### Entries provided
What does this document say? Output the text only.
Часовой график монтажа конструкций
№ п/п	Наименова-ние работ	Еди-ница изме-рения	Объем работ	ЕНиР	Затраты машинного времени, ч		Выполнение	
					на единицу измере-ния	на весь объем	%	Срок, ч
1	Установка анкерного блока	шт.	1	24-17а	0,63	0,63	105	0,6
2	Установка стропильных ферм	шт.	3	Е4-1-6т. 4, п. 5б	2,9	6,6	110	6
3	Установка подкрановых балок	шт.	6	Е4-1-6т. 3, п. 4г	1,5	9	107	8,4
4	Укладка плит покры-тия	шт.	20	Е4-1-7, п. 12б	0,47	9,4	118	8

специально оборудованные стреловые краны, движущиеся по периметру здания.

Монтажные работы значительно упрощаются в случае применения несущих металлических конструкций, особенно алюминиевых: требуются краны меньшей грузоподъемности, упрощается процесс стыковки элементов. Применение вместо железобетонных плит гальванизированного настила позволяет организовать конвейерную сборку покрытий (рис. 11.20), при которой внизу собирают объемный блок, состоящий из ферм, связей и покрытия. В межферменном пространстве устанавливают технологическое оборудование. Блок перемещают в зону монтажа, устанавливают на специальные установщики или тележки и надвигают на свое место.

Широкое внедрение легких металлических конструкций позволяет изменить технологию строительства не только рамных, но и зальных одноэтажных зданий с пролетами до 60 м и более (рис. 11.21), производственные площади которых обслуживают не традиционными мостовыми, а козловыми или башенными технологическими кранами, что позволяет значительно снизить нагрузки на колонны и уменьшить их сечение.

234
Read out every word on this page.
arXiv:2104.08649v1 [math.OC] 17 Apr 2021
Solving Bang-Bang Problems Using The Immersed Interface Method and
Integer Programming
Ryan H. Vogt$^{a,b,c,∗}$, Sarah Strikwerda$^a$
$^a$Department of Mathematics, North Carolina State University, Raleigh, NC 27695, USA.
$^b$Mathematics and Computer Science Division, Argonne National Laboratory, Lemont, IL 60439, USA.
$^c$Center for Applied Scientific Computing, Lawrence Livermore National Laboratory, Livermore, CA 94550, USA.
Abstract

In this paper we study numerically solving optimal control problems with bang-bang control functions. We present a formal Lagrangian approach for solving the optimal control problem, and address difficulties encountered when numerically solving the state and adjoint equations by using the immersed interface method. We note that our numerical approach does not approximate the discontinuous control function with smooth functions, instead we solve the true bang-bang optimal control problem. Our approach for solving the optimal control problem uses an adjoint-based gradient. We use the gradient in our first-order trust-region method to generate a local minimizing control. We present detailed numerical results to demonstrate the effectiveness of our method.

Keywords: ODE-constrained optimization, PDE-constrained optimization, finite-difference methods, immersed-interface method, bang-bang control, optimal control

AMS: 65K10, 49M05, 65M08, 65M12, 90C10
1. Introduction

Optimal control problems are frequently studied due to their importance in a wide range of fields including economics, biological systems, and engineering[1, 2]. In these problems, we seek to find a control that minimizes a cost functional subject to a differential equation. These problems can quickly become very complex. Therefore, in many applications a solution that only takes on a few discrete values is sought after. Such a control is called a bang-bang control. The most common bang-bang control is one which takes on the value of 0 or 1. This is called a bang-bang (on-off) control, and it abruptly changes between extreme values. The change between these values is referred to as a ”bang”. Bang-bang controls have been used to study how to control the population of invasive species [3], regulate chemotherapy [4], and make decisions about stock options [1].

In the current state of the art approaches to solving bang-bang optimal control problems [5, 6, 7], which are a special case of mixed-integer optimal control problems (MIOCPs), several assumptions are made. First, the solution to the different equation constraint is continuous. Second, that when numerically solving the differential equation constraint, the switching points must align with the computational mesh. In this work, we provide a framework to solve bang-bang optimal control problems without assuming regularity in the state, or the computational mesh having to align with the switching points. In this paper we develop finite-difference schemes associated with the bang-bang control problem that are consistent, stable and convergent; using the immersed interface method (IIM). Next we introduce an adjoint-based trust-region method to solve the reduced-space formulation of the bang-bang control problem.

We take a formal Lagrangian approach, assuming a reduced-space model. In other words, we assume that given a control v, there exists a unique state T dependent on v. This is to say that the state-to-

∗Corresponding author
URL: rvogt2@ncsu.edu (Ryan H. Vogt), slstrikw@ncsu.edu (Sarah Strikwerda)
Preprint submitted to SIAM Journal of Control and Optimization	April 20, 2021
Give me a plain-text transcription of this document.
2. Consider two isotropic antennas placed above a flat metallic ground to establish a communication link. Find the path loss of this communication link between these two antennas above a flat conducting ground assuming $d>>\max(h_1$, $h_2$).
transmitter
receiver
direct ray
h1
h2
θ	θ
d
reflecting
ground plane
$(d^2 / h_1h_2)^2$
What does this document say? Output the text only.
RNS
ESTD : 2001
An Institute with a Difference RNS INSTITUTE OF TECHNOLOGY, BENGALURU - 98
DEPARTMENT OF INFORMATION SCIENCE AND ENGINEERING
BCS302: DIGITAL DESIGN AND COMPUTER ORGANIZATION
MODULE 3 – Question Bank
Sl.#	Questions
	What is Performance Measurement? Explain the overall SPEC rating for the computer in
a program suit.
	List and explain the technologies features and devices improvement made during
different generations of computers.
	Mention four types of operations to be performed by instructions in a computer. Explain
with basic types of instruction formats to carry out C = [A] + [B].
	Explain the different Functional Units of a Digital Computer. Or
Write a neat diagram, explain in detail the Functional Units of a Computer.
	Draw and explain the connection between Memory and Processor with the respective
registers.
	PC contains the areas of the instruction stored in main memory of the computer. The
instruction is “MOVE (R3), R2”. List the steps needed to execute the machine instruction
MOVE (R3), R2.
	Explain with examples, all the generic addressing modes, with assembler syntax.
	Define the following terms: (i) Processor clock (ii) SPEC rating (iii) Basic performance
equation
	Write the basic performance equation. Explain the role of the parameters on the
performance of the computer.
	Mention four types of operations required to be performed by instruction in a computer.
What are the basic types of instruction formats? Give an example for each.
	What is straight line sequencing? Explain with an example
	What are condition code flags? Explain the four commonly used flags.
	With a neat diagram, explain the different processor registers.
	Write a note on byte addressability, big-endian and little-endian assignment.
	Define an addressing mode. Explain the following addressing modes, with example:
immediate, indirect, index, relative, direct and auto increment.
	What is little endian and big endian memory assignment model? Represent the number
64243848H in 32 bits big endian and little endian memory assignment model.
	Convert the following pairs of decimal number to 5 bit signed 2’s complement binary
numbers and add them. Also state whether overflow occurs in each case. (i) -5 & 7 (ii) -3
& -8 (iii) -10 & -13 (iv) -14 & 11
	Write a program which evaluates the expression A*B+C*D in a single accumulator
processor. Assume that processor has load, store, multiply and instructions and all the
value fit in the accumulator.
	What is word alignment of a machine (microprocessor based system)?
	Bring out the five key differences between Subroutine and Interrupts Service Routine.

### Prompt
Transcribe all of the lines in the records precisely.

### Solved problem
What does this document say? Output the text only.
Часовой график монтажа конструкций
№ п/п	Наименова-ние работ	Еди-ница изме-рения	Объем работ	ЕНиР	Затраты машинного времени, ч		Выполнение	
					на единицу измере-ния	на весь объем	%	Срок, ч
1	Установка анкерного блока	шт.	1	24-17а	0,63	0,63	105	0,6
2	Установка стропильных ферм	шт.	3	Е4-1-6т. 4, п. 5б	2,9	6,6	110	6
3	Установка подкрановых балок	шт.	6	Е4-1-6т. 3, п. 4г	1,5	9	107	8,4
4	Укладка плит покры-тия	шт.	20	Е4-1-7, п. 12б	0,47	9,4	118	8

специально оборудованные стреловые краны, движущиеся по периметру здания.

Монтажные работы значительно упрощаются в случае применения несущих металлических конструкций, особенно алюминиевых: требуются краны меньшей грузоподъемности, упрощается процесс стыковки элементов. Применение вместо железобетонных плит гальванизированного настила позволяет организовать конвейерную сборку покрытий (рис. 11.20), при которой внизу собирают объемный блок, состоящий из ферм, связей и покрытия. В межферменном пространстве устанавливают технологическое оборудование. Блок перемещают в зону монтажа, устанавливают на специальные установщики или тележки и надвигают на свое место.

Широкое внедрение легких металлических конструкций позволяет изменить технологию строительства не только рамных, но и зальных одноэтажных зданий с пролетами до 60 м и более (рис. 11.21), производственные площади которых обслуживают не традиционными мостовыми, а козловыми или башенными технологическими кранами, что позволяет значительно снизить нагрузки на колонны и уменьшить их сечение.

234
Read out every word on this page.
arXiv:2104.08649v1 [math.OC] 17 Apr 2021
Solving Bang-Bang Problems Using The Immersed Interface Method and
Integer Programming
Ryan H. Vogt$^{a,b,c,∗}$, Sarah Strikwerda$^a$
$^a$Department of Mathematics, North Carolina State University, Raleigh, NC 27695, USA.
$^b$Mathematics and Computer Science Division, Argonne National Laboratory, Lemont, IL 60439, USA.
$^c$Center for Applied Scientific Computing, Lawrence Livermore National Laboratory, Livermore, CA 94550, USA.
Abstract

In this paper we study numerically solving optimal control problems with bang-bang control functions. We present a formal Lagrangian approach for solving the optimal control problem, and address difficulties encountered when numerically solving the state and adjoint equations by using the immersed interface method. We note that our numerical approach does not approximate the discontinuous control function with smooth functions, instead we solve the true bang-bang optimal control problem. Our approach for solving the optimal control problem uses an adjoint-based gradient. We use the gradient in our first-order trust-region method to generate a local minimizing control. We present detailed numerical results to demonstrate the effectiveness of our method.

Keywords: ODE-constrained optimization, PDE-constrained optimization, finite-difference methods, immersed-interface method, bang-bang control, optimal control

AMS: 65K10, 49M05, 65M08, 65M12, 90C10
1. Introduction

Optimal control problems are frequently studied due to their importance in a wide range of fields including economics, biological systems, and engineering[1, 2]. In these problems, we seek to find a control that minimizes a cost functional subject to a differential equation. These problems can quickly become very complex. Therefore, in many applications a solution that only takes on a few discrete values is sought after. Such a control is called a bang-bang control. The most common bang-bang control is one which takes on the value of 0 or 1. This is called a bang-bang (on-off) control, and it abruptly changes between extreme values. The change between these values is referred to as a ”bang”. Bang-bang controls have been used to study how to control the population of invasive species [3], regulate chemotherapy [4], and make decisions about stock options [1].

In the current state of the art approaches to solving bang-bang optimal control problems [5, 6, 7], which are a special case of mixed-integer optimal control problems (MIOCPs), several assumptions are made. First, the solution to the different equation constraint is continuous. Second, that when numerically solving the differential equation constraint, the switching points must align with the computational mesh. In this work, we provide a framework to solve bang-bang optimal control problems without assuming regularity in the state, or the computational mesh having to align with the switching points. In this paper we develop finite-difference schemes associated with the bang-bang control problem that are consistent, stable and convergent; using the immersed interface method (IIM). Next we introduce an adjoint-based trust-region method to solve the reduced-space formulation of the bang-bang control problem.

We take a formal Lagrangian approach, assuming a reduced-space model. In other words, we assume that given a control v, there exists a unique state T dependent on v. This is to say that the state-to-

∗Corresponding author
URL: rvogt2@ncsu.edu (Ryan H. Vogt), slstrikw@ncsu.edu (Sarah Strikwerda)
Preprint submitted to SIAM Journal of Control and Optimization	April 20, 2021
Give me a plain-text transcription of this document.
2. Consider two isotropic antennas placed above a flat metallic ground to establish a communication link. Find the path loss of this communication link between these two antennas above a flat conducting ground assuming $d>>\max(h_1$, $h_2$).
transmitter
receiver
direct ray
h1
h2
θ	θ
d
reflecting
ground plane
$(d^2 / h_1h_2)^2$
What does this document say? Output the text only.
RNS
ESTD : 2001
An Institute with a Difference RNS INSTITUTE OF TECHNOLOGY, BENGALURU - 98
DEPARTMENT OF INFORMATION SCIENCE AND ENGINEERING
BCS302: DIGITAL DESIGN AND COMPUTER ORGANIZATION
MODULE 3 – Question Bank
Sl.#	Questions
	What is Performance Measurement? Explain the overall SPEC rating for the computer in
a program suit.
	List and explain the technologies features and devices improvement made during
different generations of computers.
	Mention four types of operations to be performed by instructions in a computer. Explain
with basic types of instruction formats to carry out C = [A] + [B].
	Explain the different Functional Units of a Digital Computer. Or
Write a neat diagram, explain in detail the Functional Units of a Computer.
	Draw and explain the connection between Memory and Processor with the respective
registers.
	PC contains the areas of the instruction stored in main memory of the computer. The
instruction is “MOVE (R3), R2”. List the steps needed to execute the machine instruction
MOVE (R3), R2.
	Explain with examples, all the generic addressing modes, with assembler syntax.
	Define the following terms: (i) Processor clock (ii) SPEC rating (iii) Basic performance
equation
	Write the basic performance equation. Explain the role of the parameters on the
performance of the computer.
	Mention four types of operations required to be performed by instruction in a computer.
What are the basic types of instruction formats? Give an example for each.
	What is straight line sequencing? Explain with an example
	What are condition code flags? Explain the four commonly used flags.
	With a neat diagram, explain the different processor registers.
	Write a note on byte addressability, big-endian and little-endian assignment.
	Define an addressing mode. Explain the following addressing modes, with example:
immediate, indirect, index, relative, direct and auto increment.
	What is little endian and big endian memory assignment model? Represent the number
64243848H in 32 bits big endian and little endian memory assignment model.
	Convert the following pairs of decimal number to 5 bit signed 2’s complement binary
numbers and add them. Also state whether overflow occurs in each case. (i) -5 & 7 (ii) -3
& -8 (iii) -10 & -13 (iv) -14 & 11
	Write a program which evaluates the expression A*B+C*D in a single accumulator
processor. Assume that processor has load, store, multiply and instructions and all the
value fit in the accumulator.
	What is word alignment of a machine (microprocessor based system)?
	Bring out the five key differences between Subroutine and Interrupts Service Routine.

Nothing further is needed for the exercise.